**SHORT EXERCISE**
Locate all lines with the word "pour". Copy them.

**WORKING DATA**
----

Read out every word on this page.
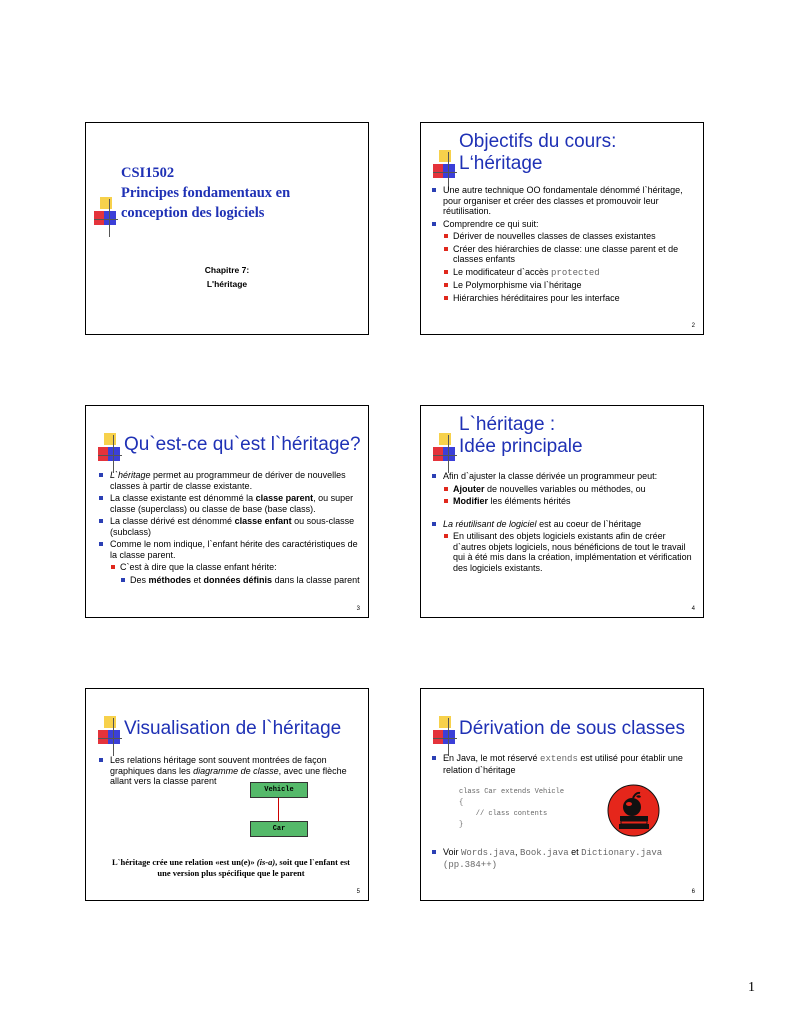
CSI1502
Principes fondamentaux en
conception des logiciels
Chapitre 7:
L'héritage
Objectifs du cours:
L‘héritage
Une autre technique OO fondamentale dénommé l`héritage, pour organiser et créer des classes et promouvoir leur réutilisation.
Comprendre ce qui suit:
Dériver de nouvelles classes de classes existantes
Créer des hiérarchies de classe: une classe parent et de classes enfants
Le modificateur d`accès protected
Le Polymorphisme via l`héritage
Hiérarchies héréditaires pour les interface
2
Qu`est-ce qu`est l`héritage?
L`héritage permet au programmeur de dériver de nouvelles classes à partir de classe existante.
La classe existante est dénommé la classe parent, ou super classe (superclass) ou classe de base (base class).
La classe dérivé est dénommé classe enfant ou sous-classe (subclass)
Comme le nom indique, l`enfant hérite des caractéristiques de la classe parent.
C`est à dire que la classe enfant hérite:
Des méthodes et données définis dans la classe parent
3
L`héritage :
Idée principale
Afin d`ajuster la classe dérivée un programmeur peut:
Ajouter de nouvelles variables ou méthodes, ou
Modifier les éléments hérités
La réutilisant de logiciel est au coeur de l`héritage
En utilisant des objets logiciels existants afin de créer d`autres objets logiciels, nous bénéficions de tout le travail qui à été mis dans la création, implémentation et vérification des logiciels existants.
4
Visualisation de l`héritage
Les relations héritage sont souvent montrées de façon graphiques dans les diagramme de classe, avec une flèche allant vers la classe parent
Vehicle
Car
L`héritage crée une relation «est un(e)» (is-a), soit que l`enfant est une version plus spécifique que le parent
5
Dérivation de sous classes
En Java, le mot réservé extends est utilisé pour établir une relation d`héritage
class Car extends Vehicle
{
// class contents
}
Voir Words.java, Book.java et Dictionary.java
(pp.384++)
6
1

----

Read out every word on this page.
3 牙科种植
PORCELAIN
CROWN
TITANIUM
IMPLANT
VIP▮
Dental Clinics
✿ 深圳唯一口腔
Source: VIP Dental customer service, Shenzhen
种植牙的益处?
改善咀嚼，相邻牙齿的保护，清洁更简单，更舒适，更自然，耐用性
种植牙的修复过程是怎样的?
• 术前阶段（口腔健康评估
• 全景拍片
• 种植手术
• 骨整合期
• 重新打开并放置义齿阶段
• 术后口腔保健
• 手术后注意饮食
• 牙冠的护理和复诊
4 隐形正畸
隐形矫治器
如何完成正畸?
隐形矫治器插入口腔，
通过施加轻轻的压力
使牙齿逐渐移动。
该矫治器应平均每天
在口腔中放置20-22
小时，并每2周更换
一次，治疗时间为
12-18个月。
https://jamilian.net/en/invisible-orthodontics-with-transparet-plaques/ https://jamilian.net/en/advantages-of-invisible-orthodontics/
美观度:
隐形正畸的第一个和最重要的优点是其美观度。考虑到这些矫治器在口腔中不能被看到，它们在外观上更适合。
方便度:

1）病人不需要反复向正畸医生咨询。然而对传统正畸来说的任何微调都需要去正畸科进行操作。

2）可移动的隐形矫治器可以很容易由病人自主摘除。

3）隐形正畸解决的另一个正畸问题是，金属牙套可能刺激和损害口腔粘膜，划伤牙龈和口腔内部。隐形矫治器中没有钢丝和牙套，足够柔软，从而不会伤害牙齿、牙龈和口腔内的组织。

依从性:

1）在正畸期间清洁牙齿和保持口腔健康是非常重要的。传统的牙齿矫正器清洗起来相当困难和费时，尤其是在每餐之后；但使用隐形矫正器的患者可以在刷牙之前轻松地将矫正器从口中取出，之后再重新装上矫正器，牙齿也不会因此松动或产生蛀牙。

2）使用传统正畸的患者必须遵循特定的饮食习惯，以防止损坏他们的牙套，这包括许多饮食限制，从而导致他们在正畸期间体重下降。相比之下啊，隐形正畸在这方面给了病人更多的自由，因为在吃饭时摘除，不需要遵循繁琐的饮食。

----

**RESULT OF THIS EXERCISE**
Une autre technique OO fondamentale dénommé l`héritage, pour organiser et créer des classes et promouvoir leur réutilisation.
Hiérarchies héréditaires pour les interface
En Java, le mot réservé extends est utilisé pour établir une relation d`héritage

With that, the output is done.